Task to complete
Return the material word for word. Do not include pictures.

Records for the exercise
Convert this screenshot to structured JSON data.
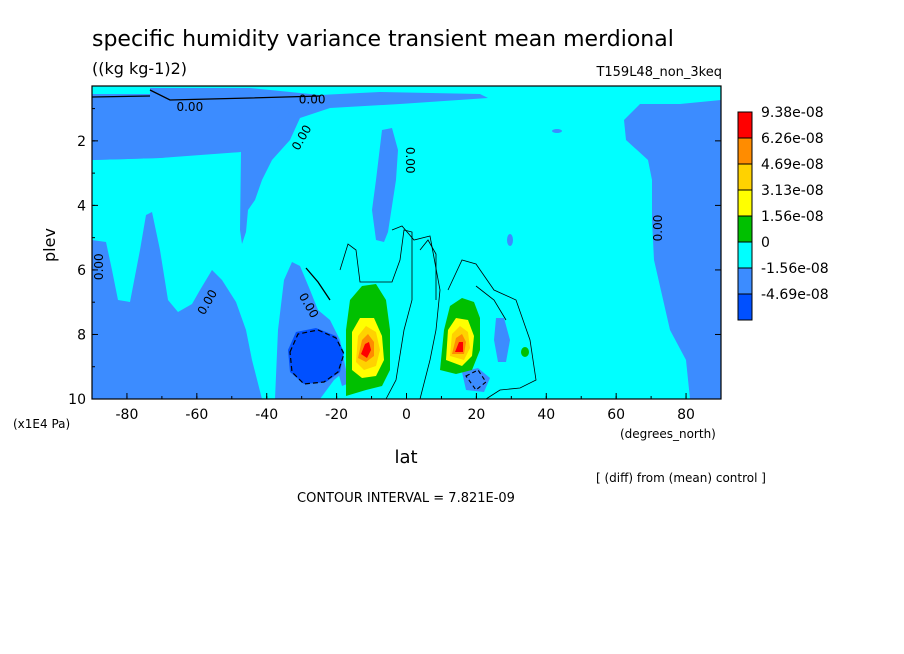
{
  "chart_data": {
    "type": "heatmap",
    "title": "specific humidity variance transient mean merdional",
    "units": "((kg kg-1)2)",
    "run_label": "T159L48_non_3keq",
    "xlabel": "lat",
    "x_unit": "(degrees_north)",
    "ylabel": "plev",
    "y_unit": "(x1E4 Pa)",
    "footnote": "[ (diff) from (mean) control ]",
    "contour_interval": "CONTOUR INTERVAL = 7.821E-09",
    "xlim": [
      -90,
      90
    ],
    "ylim": [
      10,
      0.3
    ],
    "x_ticks": [
      "-80",
      "-60",
      "-40",
      "-20",
      "0",
      "20",
      "40",
      "60",
      "80"
    ],
    "x_tick_values": [
      -80,
      -60,
      -40,
      -20,
      0,
      20,
      40,
      60,
      80
    ],
    "y_ticks": [
      "2",
      "4",
      "6",
      "8",
      "10"
    ],
    "y_tick_values": [
      2,
      4,
      6,
      8,
      10
    ],
    "contour_labels": [
      "0.00"
    ],
    "colorbar": {
      "labels": [
        "9.38e-08",
        "6.26e-08",
        "4.69e-08",
        "3.13e-08",
        "1.56e-08",
        "0",
        "-1.56e-08",
        "-4.69e-08"
      ],
      "colors": [
        "#ff0000",
        "#ff8c00",
        "#ffd200",
        "#ffff00",
        "#00c000",
        "#00ffff",
        "#3c8cff",
        "#0050ff"
      ]
    },
    "regions": [
      {
        "sign": "positive",
        "lat_center": -12,
        "plev_center": 8.3,
        "peak": "9.38e-08"
      },
      {
        "sign": "positive",
        "lat_center": 15,
        "plev_center": 8.2,
        "peak": "9.38e-08"
      },
      {
        "sign": "negative",
        "lat_center": -27,
        "plev_center": 8.4,
        "peak": "-4.69e-08"
      },
      {
        "sign": "negative",
        "lat_center": 20,
        "plev_center": 9.2,
        "peak": "-4.69e-08"
      }
    ]
  },
  "colors": {
    "background": "#00ffff",
    "negative_shade": "#3c8cff",
    "strong_negative": "#0050ff"
  }
}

Solved exercise
Convert this screenshot to structured JSON data.
{
  "chart_data": {
    "type": "heatmap",
    "title": "specific humidity variance transient mean merdional",
    "units": "((kg kg-1)2)",
    "run_label": "T159L48_non_3keq",
    "xlabel": "lat",
    "x_unit": "(degrees_north)",
    "ylabel": "plev",
    "y_unit": "(x1E4 Pa)",
    "footnote": "[ (diff) from (mean) control ]",
    "contour_interval": "CONTOUR INTERVAL = 7.821E-09",
    "xlim": [
      -90,
      90
    ],
    "ylim": [
      10,
      0.3
    ],
    "x_ticks": [
      "-80",
      "-60",
      "-40",
      "-20",
      "0",
      "20",
      "40",
      "60",
      "80"
    ],
    "x_tick_values": [
      -80,
      -60,
      -40,
      -20,
      0,
      20,
      40,
      60,
      80
    ],
    "y_ticks": [
      "2",
      "4",
      "6",
      "8",
      "10"
    ],
    "y_tick_values": [
      2,
      4,
      6,
      8,
      10
    ],
    "contour_labels": [
      "0.00"
    ],
    "colorbar": {
      "labels": [
        "9.38e-08",
        "6.26e-08",
        "4.69e-08",
        "3.13e-08",
        "1.56e-08",
        "0",
        "-1.56e-08",
        "-4.69e-08"
      ],
      "colors": [
        "#ff0000",
        "#ff8c00",
        "#ffd200",
        "#ffff00",
        "#00c000",
        "#00ffff",
        "#3c8cff",
        "#0050ff"
      ]
    },
    "regions": [
      {
        "sign": "positive",
        "lat_center": -12,
        "plev_center": 8.3,
        "peak": "9.38e-08"
      },
      {
        "sign": "positive",
        "lat_center": 15,
        "plev_center": 8.2,
        "peak": "9.38e-08"
      },
      {
        "sign": "negative",
        "lat_center": -27,
        "plev_center": 8.4,
        "peak": "-4.69e-08"
      },
      {
        "sign": "negative",
        "lat_center": 20,
        "plev_center": 9.2,
        "peak": "-4.69e-08"
      }
    ]
  },
  "colors": {
    "background": "#00ffff",
    "negative_shade": "#3c8cff",
    "strong_negative": "#0050ff"
  }
}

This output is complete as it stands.